**WHAT THE EXERCISE ASKS:**
Count every line that includes the string "name" in the entries that follow. Nothing besides the number is needed.

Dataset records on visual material
▬▬▬▬▬▬
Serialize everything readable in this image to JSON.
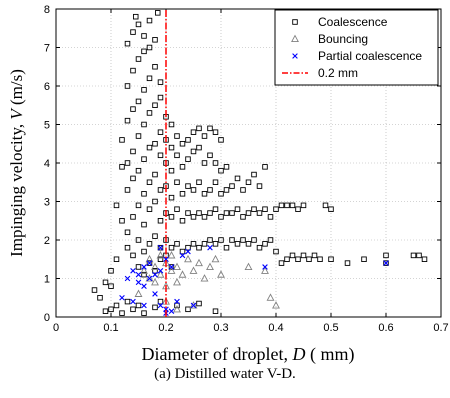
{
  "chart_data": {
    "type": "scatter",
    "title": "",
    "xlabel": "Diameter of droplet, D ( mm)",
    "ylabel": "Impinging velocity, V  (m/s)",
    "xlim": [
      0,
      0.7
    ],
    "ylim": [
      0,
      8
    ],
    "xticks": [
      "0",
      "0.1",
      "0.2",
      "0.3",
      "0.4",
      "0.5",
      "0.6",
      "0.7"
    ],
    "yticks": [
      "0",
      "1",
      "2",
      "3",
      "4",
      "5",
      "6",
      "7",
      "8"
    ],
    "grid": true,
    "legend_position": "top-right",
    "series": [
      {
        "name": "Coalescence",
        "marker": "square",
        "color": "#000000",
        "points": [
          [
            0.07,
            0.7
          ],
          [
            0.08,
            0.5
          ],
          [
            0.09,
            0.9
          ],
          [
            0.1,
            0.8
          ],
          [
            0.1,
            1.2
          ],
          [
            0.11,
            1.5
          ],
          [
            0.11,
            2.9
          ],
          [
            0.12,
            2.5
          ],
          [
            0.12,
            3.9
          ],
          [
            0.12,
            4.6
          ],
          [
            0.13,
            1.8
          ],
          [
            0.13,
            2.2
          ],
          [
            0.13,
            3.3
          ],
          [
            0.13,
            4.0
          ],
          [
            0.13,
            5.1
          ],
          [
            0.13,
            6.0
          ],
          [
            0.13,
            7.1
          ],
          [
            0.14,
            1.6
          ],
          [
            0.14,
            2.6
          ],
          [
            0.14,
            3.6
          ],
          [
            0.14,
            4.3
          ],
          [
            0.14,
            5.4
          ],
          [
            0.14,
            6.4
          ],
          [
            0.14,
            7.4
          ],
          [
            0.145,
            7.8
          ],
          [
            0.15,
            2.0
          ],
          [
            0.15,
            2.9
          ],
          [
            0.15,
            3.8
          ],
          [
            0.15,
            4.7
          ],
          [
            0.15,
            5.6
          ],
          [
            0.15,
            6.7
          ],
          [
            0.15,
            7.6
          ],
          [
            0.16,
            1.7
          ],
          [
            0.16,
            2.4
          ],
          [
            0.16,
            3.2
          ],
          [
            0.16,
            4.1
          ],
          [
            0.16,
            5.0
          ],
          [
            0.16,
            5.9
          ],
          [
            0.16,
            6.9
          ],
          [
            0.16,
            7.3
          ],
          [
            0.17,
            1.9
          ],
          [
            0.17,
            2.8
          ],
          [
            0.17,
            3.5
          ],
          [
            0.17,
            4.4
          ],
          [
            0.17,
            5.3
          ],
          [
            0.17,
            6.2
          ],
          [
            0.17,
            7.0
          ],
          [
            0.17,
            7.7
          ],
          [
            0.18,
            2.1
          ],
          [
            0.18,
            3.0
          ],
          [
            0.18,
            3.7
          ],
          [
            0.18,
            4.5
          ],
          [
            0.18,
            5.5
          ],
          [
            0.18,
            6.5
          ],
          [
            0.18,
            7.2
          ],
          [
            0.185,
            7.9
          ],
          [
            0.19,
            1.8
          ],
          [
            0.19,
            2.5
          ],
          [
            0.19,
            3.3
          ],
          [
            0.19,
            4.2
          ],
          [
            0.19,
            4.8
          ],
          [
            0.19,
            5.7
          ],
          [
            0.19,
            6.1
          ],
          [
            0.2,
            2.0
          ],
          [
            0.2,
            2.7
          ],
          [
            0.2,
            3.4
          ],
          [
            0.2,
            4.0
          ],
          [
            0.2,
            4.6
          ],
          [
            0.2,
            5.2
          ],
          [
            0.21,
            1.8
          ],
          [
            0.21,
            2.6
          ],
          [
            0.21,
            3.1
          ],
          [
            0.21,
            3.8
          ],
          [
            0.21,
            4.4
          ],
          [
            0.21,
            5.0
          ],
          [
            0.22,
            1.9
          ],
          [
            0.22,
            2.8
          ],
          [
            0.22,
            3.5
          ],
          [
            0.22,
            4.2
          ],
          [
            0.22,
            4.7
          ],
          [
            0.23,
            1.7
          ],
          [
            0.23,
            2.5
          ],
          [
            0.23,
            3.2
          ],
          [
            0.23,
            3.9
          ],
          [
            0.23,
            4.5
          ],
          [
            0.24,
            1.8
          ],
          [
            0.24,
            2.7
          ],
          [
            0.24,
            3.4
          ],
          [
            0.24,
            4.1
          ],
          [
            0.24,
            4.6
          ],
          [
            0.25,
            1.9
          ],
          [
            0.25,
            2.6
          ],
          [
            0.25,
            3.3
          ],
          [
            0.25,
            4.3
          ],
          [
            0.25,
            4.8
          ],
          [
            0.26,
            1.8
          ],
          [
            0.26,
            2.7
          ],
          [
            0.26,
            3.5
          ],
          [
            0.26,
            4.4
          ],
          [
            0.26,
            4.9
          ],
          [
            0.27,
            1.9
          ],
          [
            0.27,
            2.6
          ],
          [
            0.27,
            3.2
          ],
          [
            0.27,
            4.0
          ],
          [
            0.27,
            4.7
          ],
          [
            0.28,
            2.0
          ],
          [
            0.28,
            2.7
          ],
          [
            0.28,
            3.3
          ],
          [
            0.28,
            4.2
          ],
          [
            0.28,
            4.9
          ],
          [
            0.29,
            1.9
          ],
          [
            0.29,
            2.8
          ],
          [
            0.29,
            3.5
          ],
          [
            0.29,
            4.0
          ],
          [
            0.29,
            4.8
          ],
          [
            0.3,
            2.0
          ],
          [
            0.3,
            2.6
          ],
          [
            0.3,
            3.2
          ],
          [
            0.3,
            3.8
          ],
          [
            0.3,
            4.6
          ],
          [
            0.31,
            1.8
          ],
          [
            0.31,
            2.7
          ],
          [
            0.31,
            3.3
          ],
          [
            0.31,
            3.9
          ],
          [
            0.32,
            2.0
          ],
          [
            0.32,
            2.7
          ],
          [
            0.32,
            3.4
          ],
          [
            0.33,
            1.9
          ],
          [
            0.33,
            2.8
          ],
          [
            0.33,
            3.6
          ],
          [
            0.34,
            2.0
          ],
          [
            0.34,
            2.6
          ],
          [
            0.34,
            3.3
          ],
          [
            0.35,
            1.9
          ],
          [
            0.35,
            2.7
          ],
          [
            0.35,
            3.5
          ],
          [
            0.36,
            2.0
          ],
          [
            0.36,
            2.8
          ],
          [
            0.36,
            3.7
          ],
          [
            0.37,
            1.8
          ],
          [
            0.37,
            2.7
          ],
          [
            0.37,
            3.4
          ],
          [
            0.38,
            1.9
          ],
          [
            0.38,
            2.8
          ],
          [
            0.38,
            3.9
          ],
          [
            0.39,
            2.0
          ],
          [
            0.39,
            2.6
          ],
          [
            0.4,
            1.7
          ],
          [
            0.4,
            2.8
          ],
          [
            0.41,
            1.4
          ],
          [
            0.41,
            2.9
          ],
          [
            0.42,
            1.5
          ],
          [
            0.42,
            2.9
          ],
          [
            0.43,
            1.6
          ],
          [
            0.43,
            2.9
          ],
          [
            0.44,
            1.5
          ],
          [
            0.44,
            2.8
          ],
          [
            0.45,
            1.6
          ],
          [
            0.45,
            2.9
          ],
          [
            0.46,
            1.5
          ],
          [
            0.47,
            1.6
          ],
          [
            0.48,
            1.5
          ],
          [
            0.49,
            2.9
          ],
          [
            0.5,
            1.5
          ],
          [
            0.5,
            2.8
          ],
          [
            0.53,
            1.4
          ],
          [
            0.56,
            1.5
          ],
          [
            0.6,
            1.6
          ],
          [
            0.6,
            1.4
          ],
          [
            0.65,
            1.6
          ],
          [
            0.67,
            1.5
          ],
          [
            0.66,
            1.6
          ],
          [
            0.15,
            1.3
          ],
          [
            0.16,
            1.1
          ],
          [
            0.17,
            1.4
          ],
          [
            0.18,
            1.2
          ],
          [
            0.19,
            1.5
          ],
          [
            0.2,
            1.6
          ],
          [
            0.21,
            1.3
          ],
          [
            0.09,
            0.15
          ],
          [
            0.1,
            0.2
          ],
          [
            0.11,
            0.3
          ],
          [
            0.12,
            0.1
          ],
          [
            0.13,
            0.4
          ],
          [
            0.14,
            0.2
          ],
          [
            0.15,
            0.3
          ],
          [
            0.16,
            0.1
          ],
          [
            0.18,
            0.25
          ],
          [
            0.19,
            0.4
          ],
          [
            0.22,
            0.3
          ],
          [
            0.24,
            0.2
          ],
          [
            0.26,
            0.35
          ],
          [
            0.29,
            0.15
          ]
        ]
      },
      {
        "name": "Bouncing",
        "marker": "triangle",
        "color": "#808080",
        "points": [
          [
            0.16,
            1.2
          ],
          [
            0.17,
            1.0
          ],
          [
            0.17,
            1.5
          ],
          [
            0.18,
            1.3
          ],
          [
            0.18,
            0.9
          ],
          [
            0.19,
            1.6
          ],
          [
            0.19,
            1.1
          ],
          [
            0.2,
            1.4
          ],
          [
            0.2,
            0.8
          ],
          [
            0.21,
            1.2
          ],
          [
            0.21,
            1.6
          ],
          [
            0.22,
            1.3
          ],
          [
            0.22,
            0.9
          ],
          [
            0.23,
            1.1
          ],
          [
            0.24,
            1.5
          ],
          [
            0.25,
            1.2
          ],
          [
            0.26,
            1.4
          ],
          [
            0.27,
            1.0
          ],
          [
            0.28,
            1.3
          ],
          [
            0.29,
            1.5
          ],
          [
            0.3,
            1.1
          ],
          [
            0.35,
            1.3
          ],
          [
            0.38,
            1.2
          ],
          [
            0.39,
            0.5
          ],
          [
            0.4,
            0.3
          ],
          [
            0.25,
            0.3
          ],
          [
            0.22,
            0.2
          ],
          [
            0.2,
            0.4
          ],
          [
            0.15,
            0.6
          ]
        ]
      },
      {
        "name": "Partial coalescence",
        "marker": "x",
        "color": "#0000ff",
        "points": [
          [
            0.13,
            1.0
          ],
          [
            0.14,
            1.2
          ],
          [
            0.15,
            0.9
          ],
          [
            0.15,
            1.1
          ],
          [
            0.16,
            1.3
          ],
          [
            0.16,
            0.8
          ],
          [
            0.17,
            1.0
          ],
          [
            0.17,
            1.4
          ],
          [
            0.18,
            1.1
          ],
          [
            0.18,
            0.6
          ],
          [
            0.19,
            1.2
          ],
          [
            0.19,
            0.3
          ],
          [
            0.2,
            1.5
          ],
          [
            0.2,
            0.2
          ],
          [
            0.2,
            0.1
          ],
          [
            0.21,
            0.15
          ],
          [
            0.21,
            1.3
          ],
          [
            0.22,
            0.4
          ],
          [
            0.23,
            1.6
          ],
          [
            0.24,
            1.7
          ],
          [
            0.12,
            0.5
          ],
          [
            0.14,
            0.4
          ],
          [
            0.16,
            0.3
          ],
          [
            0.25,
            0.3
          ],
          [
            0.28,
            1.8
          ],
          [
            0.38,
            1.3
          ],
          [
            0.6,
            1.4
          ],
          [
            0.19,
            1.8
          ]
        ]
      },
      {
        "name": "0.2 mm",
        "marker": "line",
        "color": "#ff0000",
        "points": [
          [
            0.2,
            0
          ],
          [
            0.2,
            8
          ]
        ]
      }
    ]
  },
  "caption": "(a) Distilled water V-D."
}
▬▬▬▬▬▬
**SOLUTION BELOW:**
4